Exercise brief:
In the listing below, identify each line with the word "name" and return those lines.

Input records:

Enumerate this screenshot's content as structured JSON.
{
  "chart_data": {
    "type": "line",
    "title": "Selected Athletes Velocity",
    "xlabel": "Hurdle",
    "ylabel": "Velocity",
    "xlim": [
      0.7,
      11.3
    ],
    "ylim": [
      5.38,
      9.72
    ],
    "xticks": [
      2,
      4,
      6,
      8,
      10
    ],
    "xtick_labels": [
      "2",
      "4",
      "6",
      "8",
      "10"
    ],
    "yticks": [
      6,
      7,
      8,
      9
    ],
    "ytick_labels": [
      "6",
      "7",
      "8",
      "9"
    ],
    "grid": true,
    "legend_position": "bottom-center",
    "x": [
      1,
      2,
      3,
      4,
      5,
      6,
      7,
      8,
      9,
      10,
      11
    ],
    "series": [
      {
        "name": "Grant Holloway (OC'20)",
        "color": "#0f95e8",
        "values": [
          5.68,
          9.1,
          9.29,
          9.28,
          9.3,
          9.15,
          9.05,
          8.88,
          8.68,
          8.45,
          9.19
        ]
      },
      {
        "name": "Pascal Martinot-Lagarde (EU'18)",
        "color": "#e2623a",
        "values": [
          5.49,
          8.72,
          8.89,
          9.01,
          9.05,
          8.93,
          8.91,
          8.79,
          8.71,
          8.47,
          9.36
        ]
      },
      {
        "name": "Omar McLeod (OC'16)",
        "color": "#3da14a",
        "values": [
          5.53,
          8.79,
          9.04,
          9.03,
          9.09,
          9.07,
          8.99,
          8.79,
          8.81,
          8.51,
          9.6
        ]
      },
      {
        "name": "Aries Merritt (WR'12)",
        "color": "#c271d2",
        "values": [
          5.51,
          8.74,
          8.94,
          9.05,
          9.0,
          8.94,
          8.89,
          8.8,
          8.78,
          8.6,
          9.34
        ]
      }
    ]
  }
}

Answer to the problem:
        "name": "Grant Holloway (OC'20)",
        "name": "Pascal Martinot-Lagarde (EU'18)",
        "name": "Omar McLeod (OC'16)",
        "name": "Aries Merritt (WR'12)",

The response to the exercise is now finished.